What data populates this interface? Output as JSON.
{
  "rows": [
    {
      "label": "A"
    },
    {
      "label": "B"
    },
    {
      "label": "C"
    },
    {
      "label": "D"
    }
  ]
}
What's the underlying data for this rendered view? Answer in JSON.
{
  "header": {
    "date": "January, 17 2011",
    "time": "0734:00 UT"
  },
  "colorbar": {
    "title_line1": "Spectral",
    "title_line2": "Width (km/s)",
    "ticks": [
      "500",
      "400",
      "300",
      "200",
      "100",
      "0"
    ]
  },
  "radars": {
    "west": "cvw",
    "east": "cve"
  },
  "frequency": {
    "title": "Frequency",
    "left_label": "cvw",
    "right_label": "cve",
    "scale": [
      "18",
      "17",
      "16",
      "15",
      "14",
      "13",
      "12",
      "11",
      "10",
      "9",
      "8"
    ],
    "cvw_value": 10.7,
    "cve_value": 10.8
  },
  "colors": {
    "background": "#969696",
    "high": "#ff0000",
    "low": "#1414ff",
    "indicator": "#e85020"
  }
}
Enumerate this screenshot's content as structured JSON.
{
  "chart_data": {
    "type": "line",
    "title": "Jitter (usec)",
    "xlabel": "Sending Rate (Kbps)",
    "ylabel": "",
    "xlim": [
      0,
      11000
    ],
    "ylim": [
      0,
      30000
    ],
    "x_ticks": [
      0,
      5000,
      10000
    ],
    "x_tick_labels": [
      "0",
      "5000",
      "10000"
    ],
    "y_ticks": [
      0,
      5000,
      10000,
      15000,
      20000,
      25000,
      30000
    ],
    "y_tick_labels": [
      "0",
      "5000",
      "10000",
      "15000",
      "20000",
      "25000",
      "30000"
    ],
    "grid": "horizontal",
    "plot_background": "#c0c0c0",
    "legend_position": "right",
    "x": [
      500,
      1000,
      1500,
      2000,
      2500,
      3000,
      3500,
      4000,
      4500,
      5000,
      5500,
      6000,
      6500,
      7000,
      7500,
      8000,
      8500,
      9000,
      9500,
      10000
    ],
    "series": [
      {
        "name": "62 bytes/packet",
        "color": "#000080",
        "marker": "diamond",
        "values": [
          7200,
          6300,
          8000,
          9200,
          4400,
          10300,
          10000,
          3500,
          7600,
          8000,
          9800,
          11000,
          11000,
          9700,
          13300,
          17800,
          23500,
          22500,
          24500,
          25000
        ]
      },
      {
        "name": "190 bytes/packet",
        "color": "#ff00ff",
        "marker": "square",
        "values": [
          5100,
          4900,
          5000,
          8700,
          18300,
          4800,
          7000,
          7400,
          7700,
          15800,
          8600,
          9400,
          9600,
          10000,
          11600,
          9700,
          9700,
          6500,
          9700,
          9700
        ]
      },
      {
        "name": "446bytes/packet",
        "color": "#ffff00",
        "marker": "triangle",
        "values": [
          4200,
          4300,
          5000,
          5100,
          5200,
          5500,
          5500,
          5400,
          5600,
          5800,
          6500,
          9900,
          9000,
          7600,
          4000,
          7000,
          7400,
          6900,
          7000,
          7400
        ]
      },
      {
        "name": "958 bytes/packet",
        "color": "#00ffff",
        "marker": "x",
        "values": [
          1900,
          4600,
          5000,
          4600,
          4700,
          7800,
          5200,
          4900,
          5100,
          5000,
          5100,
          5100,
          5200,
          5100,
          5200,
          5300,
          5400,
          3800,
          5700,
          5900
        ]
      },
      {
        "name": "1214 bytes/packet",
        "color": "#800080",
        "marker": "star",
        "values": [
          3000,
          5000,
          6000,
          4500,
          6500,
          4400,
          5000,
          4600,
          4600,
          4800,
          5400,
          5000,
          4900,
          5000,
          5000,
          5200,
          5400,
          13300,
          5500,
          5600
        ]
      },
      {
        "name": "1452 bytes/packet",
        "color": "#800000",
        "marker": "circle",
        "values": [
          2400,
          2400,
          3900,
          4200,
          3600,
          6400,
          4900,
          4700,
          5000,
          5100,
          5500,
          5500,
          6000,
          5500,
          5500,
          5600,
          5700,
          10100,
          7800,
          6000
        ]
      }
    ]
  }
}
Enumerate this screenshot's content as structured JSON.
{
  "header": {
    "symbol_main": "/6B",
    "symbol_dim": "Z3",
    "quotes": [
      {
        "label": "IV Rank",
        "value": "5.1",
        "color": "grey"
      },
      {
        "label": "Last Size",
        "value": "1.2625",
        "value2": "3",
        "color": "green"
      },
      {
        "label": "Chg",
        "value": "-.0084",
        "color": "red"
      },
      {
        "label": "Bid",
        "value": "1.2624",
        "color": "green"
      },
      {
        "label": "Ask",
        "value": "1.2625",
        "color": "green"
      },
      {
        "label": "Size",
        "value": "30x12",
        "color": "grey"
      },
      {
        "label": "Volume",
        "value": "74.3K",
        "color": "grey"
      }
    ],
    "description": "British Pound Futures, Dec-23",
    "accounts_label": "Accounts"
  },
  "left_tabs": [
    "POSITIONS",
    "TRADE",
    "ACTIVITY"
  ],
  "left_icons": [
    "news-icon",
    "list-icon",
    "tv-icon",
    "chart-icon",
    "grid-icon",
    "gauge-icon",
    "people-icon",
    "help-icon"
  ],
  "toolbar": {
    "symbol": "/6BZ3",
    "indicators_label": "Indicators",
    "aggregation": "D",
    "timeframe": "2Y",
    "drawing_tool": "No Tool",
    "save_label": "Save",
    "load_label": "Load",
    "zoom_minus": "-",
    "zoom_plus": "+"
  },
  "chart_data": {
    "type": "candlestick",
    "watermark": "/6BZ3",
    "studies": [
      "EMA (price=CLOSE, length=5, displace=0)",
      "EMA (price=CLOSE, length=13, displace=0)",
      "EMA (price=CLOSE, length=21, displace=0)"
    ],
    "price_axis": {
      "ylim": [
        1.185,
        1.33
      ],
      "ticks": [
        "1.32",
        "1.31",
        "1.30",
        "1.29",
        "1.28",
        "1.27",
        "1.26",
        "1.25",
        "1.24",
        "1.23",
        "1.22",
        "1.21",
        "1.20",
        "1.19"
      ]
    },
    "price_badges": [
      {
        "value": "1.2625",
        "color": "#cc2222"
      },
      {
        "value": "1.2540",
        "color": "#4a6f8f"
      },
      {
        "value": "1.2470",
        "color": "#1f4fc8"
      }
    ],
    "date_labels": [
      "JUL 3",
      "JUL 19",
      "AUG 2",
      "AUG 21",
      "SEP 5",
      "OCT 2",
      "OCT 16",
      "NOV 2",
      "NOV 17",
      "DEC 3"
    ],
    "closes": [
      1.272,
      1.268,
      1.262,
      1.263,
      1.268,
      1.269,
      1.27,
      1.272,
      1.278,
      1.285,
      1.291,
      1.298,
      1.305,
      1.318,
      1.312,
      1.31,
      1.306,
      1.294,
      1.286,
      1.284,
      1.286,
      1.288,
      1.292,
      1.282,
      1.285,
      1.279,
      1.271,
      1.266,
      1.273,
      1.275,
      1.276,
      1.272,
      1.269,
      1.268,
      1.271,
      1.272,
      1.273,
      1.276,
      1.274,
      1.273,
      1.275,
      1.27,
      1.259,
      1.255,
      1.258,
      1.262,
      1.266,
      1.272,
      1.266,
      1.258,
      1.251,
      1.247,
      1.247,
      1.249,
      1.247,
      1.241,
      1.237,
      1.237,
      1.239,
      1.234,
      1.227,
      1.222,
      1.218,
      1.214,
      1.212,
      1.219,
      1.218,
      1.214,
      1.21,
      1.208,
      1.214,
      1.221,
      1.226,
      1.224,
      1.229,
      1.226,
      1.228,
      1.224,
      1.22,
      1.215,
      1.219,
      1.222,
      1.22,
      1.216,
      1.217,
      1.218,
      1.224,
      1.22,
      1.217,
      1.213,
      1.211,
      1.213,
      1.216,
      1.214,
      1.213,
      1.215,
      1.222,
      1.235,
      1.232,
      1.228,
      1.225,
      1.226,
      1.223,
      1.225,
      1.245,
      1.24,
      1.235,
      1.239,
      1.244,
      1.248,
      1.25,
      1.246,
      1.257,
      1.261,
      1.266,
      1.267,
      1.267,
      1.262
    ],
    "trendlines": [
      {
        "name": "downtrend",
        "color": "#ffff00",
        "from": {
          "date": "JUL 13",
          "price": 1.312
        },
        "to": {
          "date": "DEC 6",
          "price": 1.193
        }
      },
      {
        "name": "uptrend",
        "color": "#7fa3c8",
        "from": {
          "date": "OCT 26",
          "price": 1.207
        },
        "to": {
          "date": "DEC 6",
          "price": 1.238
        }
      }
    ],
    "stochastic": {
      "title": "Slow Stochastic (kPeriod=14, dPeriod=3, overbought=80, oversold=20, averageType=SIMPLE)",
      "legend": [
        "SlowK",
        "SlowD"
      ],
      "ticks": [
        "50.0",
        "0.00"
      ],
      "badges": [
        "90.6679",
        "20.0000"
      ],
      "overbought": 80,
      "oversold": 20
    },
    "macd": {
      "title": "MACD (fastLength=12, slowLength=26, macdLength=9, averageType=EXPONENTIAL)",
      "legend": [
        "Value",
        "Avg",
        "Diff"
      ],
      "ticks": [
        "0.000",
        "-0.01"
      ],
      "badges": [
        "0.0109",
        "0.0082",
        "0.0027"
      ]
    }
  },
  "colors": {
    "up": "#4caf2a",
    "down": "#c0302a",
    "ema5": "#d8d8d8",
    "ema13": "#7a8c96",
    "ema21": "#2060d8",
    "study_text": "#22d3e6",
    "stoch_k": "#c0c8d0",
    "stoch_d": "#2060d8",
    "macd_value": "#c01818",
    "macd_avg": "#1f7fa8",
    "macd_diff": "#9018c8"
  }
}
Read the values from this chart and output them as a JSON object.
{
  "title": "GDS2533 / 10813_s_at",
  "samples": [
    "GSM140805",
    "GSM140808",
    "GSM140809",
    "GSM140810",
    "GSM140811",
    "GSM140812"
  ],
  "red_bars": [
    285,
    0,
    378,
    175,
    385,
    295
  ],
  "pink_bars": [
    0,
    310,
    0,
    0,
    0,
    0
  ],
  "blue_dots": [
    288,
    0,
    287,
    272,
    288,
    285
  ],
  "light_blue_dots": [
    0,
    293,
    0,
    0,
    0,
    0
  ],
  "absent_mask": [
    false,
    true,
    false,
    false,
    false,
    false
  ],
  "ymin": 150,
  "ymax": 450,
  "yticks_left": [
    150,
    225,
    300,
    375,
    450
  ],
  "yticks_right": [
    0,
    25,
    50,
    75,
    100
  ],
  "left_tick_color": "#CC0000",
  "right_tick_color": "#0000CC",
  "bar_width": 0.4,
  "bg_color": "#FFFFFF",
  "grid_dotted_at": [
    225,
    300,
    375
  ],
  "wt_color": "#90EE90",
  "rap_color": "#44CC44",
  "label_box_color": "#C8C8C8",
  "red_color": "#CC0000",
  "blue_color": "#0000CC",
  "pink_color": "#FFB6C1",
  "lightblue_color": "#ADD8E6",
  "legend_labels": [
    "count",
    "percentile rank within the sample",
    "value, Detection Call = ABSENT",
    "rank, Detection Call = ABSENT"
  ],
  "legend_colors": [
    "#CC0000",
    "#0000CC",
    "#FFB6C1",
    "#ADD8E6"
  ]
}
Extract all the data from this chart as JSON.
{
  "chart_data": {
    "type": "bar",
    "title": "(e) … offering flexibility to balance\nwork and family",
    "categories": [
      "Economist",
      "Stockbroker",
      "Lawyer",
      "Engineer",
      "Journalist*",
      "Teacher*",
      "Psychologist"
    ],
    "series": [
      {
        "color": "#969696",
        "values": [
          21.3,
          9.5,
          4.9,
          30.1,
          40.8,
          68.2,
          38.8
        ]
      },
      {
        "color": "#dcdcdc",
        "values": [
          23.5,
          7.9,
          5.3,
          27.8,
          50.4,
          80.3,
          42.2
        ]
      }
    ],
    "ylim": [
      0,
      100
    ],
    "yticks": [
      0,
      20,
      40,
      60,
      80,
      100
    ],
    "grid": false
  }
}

• **To be done**: Tally the lines of the data that contain the string "averageType" and report the total alone.

• **The result**: 2